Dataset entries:
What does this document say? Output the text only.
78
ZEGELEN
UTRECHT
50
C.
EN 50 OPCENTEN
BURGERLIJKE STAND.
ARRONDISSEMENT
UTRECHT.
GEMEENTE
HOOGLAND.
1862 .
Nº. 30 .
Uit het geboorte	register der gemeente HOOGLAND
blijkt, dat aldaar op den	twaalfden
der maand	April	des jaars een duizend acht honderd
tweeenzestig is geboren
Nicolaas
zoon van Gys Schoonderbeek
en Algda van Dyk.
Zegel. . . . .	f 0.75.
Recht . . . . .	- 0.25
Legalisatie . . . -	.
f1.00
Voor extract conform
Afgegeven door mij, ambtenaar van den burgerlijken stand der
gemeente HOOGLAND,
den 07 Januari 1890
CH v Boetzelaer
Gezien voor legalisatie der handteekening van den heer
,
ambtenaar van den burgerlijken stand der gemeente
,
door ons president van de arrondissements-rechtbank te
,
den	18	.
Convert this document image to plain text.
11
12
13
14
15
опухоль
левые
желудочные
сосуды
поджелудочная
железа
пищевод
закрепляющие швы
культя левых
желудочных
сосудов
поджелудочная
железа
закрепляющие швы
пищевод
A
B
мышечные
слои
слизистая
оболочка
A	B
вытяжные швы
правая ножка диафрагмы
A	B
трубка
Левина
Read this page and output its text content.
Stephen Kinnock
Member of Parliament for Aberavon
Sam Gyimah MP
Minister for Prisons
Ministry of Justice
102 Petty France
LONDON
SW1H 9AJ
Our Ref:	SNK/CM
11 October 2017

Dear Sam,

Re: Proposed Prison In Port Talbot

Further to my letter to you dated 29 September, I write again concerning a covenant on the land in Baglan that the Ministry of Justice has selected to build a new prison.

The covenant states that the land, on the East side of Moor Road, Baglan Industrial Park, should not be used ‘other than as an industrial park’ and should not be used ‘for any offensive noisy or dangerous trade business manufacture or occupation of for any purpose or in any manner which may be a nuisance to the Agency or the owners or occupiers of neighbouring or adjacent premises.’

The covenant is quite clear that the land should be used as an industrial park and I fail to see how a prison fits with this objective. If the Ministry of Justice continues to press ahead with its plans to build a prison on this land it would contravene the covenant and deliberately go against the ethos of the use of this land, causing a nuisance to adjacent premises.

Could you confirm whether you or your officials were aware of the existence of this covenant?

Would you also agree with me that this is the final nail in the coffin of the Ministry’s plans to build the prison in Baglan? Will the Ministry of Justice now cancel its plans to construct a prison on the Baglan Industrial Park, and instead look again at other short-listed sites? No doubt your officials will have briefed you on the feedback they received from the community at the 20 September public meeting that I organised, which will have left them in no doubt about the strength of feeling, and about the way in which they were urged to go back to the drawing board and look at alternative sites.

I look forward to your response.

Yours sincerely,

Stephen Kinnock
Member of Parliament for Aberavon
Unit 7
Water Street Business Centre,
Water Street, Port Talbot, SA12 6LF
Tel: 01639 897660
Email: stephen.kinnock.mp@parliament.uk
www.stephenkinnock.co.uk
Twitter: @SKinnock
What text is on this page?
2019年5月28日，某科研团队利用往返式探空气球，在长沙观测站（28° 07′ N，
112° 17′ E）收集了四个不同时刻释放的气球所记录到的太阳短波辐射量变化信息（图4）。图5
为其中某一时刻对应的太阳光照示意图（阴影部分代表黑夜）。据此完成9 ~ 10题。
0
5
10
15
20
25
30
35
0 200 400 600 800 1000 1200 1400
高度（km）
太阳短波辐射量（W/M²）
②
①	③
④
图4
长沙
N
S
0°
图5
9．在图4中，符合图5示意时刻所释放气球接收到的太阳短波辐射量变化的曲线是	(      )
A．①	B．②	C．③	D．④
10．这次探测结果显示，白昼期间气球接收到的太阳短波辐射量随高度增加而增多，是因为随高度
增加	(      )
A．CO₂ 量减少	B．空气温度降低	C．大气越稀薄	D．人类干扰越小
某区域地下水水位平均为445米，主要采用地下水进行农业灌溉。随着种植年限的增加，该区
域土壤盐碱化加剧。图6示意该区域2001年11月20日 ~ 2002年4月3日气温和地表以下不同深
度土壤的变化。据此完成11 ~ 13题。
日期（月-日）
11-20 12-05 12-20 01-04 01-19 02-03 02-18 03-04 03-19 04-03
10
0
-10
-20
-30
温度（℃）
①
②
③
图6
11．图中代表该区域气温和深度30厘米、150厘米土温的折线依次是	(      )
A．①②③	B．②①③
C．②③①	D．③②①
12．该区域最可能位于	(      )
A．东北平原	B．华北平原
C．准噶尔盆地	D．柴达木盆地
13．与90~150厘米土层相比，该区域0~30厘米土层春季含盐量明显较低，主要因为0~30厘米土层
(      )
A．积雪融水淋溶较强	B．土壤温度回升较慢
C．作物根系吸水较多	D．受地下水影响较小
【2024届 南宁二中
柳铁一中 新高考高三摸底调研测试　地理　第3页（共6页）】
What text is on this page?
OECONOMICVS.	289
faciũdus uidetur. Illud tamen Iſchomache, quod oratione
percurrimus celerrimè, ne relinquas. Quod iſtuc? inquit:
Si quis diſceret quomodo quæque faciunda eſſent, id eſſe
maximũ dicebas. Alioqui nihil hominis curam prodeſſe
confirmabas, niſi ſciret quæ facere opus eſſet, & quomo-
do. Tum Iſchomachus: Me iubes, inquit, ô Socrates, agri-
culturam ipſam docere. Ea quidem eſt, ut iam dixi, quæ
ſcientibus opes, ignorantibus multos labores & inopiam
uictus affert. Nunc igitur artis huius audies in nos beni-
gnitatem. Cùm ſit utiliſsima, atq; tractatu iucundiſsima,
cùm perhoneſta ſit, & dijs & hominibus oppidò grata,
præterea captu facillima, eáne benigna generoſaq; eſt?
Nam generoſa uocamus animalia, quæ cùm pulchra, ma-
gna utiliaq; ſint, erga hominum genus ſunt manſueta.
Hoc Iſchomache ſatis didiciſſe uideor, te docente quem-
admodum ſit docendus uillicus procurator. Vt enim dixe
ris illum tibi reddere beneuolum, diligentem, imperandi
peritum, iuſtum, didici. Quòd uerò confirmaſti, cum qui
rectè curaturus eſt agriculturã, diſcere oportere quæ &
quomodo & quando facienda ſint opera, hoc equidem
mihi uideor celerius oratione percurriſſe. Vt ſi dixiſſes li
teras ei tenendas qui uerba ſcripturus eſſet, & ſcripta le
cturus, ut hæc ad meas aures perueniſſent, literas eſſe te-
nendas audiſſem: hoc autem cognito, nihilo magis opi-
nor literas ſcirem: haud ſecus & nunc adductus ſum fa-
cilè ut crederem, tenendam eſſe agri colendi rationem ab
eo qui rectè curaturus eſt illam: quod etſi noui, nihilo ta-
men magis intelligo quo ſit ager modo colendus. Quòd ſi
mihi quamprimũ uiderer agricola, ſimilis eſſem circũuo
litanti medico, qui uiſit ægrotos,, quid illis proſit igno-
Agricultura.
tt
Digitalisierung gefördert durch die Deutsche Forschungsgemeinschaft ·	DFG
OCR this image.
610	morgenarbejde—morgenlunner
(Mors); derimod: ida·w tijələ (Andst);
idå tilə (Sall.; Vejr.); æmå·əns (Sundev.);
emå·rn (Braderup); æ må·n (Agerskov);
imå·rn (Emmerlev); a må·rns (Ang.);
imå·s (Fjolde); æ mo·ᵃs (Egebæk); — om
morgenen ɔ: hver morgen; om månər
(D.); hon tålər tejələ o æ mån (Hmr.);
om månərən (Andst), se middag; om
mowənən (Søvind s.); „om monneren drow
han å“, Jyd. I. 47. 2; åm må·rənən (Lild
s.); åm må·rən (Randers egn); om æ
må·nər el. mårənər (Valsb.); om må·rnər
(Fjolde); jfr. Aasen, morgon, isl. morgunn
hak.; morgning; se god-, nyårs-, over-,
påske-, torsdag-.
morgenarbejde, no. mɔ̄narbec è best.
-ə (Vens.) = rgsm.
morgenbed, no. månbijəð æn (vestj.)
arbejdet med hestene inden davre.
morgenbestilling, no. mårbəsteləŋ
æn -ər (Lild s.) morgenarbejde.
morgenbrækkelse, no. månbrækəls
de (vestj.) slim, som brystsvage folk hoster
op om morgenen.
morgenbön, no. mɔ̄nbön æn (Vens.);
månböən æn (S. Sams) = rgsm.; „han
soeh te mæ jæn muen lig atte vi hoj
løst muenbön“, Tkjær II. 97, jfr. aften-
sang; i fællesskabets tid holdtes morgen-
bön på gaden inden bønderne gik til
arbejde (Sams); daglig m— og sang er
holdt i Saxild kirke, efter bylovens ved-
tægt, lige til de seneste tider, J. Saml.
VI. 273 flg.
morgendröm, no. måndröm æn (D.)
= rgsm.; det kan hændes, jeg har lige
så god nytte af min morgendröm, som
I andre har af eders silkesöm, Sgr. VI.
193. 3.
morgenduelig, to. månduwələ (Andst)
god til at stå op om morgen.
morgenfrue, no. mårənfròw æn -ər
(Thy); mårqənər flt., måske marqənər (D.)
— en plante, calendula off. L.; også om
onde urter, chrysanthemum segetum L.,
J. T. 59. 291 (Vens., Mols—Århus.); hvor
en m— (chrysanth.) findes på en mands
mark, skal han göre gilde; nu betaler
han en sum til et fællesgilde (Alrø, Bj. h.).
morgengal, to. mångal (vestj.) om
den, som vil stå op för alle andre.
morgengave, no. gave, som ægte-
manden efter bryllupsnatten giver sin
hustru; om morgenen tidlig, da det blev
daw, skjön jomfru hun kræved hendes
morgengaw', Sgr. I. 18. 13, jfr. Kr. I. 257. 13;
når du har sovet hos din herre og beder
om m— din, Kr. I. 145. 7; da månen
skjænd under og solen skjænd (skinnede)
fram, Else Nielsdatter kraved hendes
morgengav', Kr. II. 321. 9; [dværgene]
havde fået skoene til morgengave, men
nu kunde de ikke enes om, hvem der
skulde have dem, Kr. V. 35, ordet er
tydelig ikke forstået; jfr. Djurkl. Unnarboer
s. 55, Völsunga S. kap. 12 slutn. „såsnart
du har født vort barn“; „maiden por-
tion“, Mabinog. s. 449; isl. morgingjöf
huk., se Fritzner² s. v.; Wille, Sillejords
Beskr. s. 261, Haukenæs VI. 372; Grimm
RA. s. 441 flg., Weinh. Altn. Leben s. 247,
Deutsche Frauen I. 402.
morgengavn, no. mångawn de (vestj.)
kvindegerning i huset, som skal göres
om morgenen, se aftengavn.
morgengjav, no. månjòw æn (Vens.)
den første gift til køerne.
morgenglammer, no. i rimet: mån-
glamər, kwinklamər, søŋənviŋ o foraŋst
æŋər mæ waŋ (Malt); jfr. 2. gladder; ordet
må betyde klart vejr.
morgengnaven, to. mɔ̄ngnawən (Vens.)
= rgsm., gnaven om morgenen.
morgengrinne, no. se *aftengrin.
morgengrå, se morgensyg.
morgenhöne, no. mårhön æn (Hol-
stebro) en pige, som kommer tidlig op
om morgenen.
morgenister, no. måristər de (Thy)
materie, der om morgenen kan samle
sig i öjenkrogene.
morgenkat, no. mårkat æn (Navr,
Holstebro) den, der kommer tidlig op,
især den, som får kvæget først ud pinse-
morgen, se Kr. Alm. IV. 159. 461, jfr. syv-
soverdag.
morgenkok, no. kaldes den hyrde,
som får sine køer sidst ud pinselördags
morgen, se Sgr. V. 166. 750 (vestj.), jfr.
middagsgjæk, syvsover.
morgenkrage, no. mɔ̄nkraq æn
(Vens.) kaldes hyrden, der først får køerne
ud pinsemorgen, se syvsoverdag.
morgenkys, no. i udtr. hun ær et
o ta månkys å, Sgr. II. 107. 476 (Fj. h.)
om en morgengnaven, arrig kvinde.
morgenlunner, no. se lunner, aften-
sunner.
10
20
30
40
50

§ **Directions for this task**: Provide the number of lines containing the string "eſſet", with no other output.

§ **Solved problem**: 2